---------- Input for this task

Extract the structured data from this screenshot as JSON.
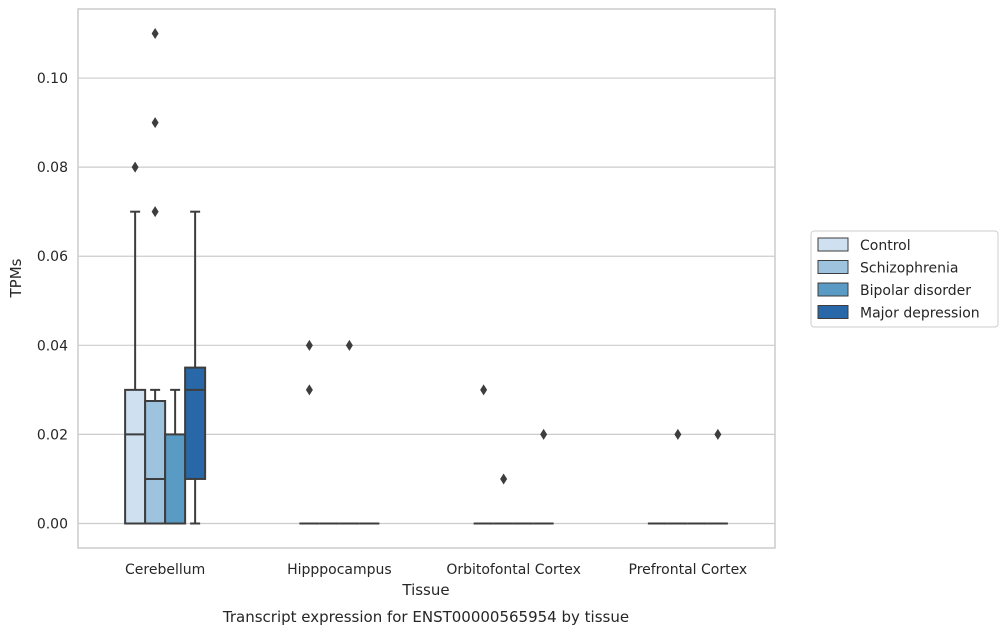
{
  "chart_data": {
    "type": "box",
    "title": "",
    "caption": "Transcript expression for ENST00000565954 by tissue",
    "xlabel": "Tissue",
    "ylabel": "TPMs",
    "ylim": [
      -0.0055,
      0.1155
    ],
    "yticks": [
      "0.00",
      "0.02",
      "0.04",
      "0.06",
      "0.08",
      "0.10"
    ],
    "grid": "horizontal",
    "legend_position": "right",
    "categories": [
      "Cerebellum",
      "Hipppocampus",
      "Orbitofontal Cortex",
      "Prefrontal Cortex"
    ],
    "series": [
      {
        "name": "Control",
        "color": "#cfe0f0",
        "boxes": [
          {
            "q1": 0.0,
            "median": 0.02,
            "q3": 0.03,
            "whisker_low": 0.0,
            "whisker_high": 0.07,
            "outliers": [
              0.08
            ]
          },
          {
            "q1": 0.0,
            "median": 0.0,
            "q3": 0.0,
            "whisker_low": 0.0,
            "whisker_high": 0.0,
            "outliers": [
              0.03,
              0.04
            ]
          },
          {
            "q1": 0.0,
            "median": 0.0,
            "q3": 0.0,
            "whisker_low": 0.0,
            "whisker_high": 0.0,
            "outliers": [
              0.03
            ]
          },
          {
            "q1": 0.0,
            "median": 0.0,
            "q3": 0.0,
            "whisker_low": 0.0,
            "whisker_high": 0.0,
            "outliers": []
          }
        ]
      },
      {
        "name": "Schizophrenia",
        "color": "#9dc3de",
        "boxes": [
          {
            "q1": 0.0,
            "median": 0.01,
            "q3": 0.0275,
            "whisker_low": 0.0,
            "whisker_high": 0.03,
            "outliers": [
              0.07,
              0.09,
              0.11
            ]
          },
          {
            "q1": 0.0,
            "median": 0.0,
            "q3": 0.0,
            "whisker_low": 0.0,
            "whisker_high": 0.0,
            "outliers": []
          },
          {
            "q1": 0.0,
            "median": 0.0,
            "q3": 0.0,
            "whisker_low": 0.0,
            "whisker_high": 0.0,
            "outliers": [
              0.01
            ]
          },
          {
            "q1": 0.0,
            "median": 0.0,
            "q3": 0.0,
            "whisker_low": 0.0,
            "whisker_high": 0.0,
            "outliers": [
              0.02
            ]
          }
        ]
      },
      {
        "name": "Bipolar disorder",
        "color": "#5a9bc6",
        "boxes": [
          {
            "q1": 0.0,
            "median": 0.0,
            "q3": 0.02,
            "whisker_low": 0.0,
            "whisker_high": 0.03,
            "outliers": []
          },
          {
            "q1": 0.0,
            "median": 0.0,
            "q3": 0.0,
            "whisker_low": 0.0,
            "whisker_high": 0.0,
            "outliers": [
              0.04
            ]
          },
          {
            "q1": 0.0,
            "median": 0.0,
            "q3": 0.0,
            "whisker_low": 0.0,
            "whisker_high": 0.0,
            "outliers": []
          },
          {
            "q1": 0.0,
            "median": 0.0,
            "q3": 0.0,
            "whisker_low": 0.0,
            "whisker_high": 0.0,
            "outliers": []
          }
        ]
      },
      {
        "name": "Major depression",
        "color": "#2867a8",
        "boxes": [
          {
            "q1": 0.01,
            "median": 0.03,
            "q3": 0.035,
            "whisker_low": 0.0,
            "whisker_high": 0.07,
            "outliers": []
          },
          {
            "q1": 0.0,
            "median": 0.0,
            "q3": 0.0,
            "whisker_low": 0.0,
            "whisker_high": 0.0,
            "outliers": []
          },
          {
            "q1": 0.0,
            "median": 0.0,
            "q3": 0.0,
            "whisker_low": 0.0,
            "whisker_high": 0.0,
            "outliers": [
              0.02
            ]
          },
          {
            "q1": 0.0,
            "median": 0.0,
            "q3": 0.0,
            "whisker_low": 0.0,
            "whisker_high": 0.0,
            "outliers": [
              0.02
            ]
          }
        ]
      }
    ]
  }
}
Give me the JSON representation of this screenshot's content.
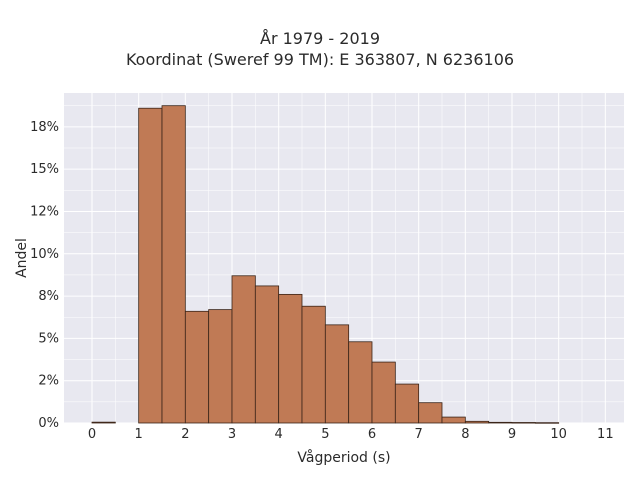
{
  "chart_data": {
    "type": "bar",
    "title": "År 1979 - 2019",
    "subtitle": "Koordinat (Sweref 99 TM): E 363807, N 6236106",
    "xlabel": "Vågperiod (s)",
    "ylabel": "Andel",
    "bin_width": 0.5,
    "bins_start": [
      0,
      0.5,
      1,
      1.5,
      2,
      2.5,
      3,
      3.5,
      4,
      4.5,
      5,
      5.5,
      6,
      6.5,
      7,
      7.5,
      8,
      8.5,
      9,
      9.5,
      10,
      10.5
    ],
    "values": [
      0.05,
      0,
      18.6,
      18.75,
      6.6,
      6.7,
      8.7,
      8.1,
      7.6,
      6.9,
      5.8,
      4.8,
      3.6,
      2.3,
      1.2,
      0.35,
      0.1,
      0.04,
      0.03,
      0.02,
      0,
      0
    ],
    "xticks": [
      0,
      1,
      2,
      3,
      4,
      5,
      6,
      7,
      8,
      9,
      10,
      11
    ],
    "yticks": [
      0,
      2.5,
      5,
      7.5,
      10,
      12.5,
      15,
      17.5
    ],
    "ytick_labels": [
      "0%",
      "2%",
      "5%",
      "8%",
      "10%",
      "12%",
      "15%",
      "18%"
    ],
    "xlim": [
      -0.6,
      11.4
    ],
    "ylim": [
      0,
      19.5
    ],
    "grid": true,
    "colors": {
      "bar_fill": "#c07a55",
      "bar_edge": "#3a2418",
      "plot_bg": "#e8e8f0",
      "grid": "#ffffff"
    }
  }
}
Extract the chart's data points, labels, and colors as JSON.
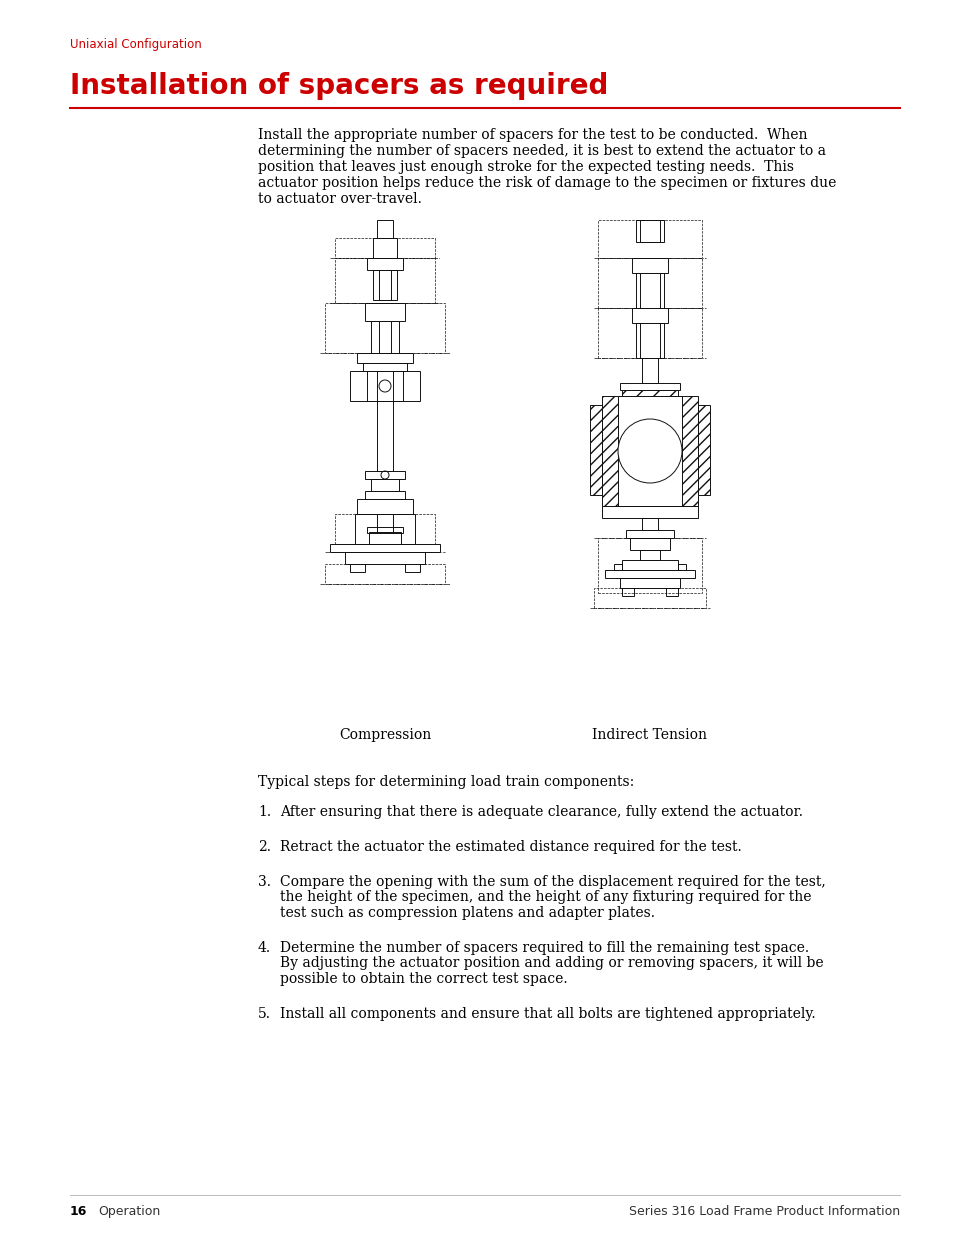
{
  "background_color": "#ffffff",
  "header_text": "Uniaxial Configuration",
  "header_color": "#cc0000",
  "header_fontsize": 8.5,
  "title_text": "Installation of spacers as required",
  "title_color": "#cc0000",
  "title_fontsize": 20,
  "rule_color": "#cc0000",
  "body_text": "Install the appropriate number of spacers for the test to be conducted.  When\ndetermining the number of spacers needed, it is best to extend the actuator to a\nposition that leaves just enough stroke for the expected testing needs.  This\nactuator position helps reduce the risk of damage to the specimen or fixtures due\nto actuator over-travel.",
  "body_fontsize": 10,
  "body_color": "#000000",
  "diagram_label_left": "Compression",
  "diagram_label_right": "Indirect Tension",
  "diagram_label_fontsize": 10,
  "steps_header": "Typical steps for determining load train components:",
  "steps_fontsize": 10,
  "step1": "After ensuring that there is adequate clearance, fully extend the actuator.",
  "step2": "Retract the actuator the estimated distance required for the test.",
  "step3a": "Compare the opening with the sum of the displacement required for the test,",
  "step3b": "the height of the specimen, and the height of any fixturing required for the",
  "step3c": "test such as compression platens and adapter plates.",
  "step4a": "Determine the number of spacers required to fill the remaining test space.",
  "step4b": "By adjusting the actuator position and adding or removing spacers, it will be",
  "step4c": "possible to obtain the correct test space.",
  "step5": "Install all components and ensure that all bolts are tightened appropriately.",
  "footer_page": "16",
  "footer_section": "Operation",
  "footer_right": "Series 316 Load Frame Product Information",
  "footer_fontsize": 9
}
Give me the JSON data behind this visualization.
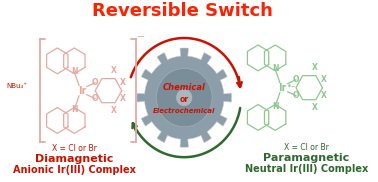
{
  "title": "Reversible Switch",
  "title_color": "#FF2200",
  "title_fontsize": 13,
  "left_label1": "Diamagnetic",
  "left_label2": "Anionic Ir(III) Complex",
  "left_color": "#CC1100",
  "left_x_label": "X = Cl or Br",
  "right_label1": "Paramagnetic",
  "right_label2": "Neutral Ir(III) Complex",
  "right_color": "#2D6A2D",
  "right_x_label": "X = Cl or Br",
  "gear_text1": "Chemical",
  "gear_text2": "or",
  "gear_text3": "Electrochemical",
  "gear_text_color": "#CC1100",
  "gear_color_body": "#8C9EAA",
  "gear_color_inner": "#7A8E9A",
  "gear_color_center": "#A8B8C0",
  "bg_color": "#FFFFFF",
  "arrow_color_top": "#CC1100",
  "arrow_color_bottom": "#2D6A2D",
  "left_struct_color": "#E8A8A0",
  "right_struct_color": "#8EC88E",
  "nbu4_color": "#CC1100"
}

--------------------

● **Exercise goal**:
Copy each line holding the word "extend" from the listing above.

● **Result of this exercise**:
  "body_text": "Install the appropriate number of spacers for the test to be conducted.  When\ndetermining the number of spacers needed, it is best to extend the actuator to a\nposition that leaves just enough stroke for the expected testing needs.  This\nactuator position helps reduce the risk of damage to the specimen or fixtures due\nto actuator over-travel.",
  "step1": "After ensuring that there is adequate clearance, fully extend the actuator.",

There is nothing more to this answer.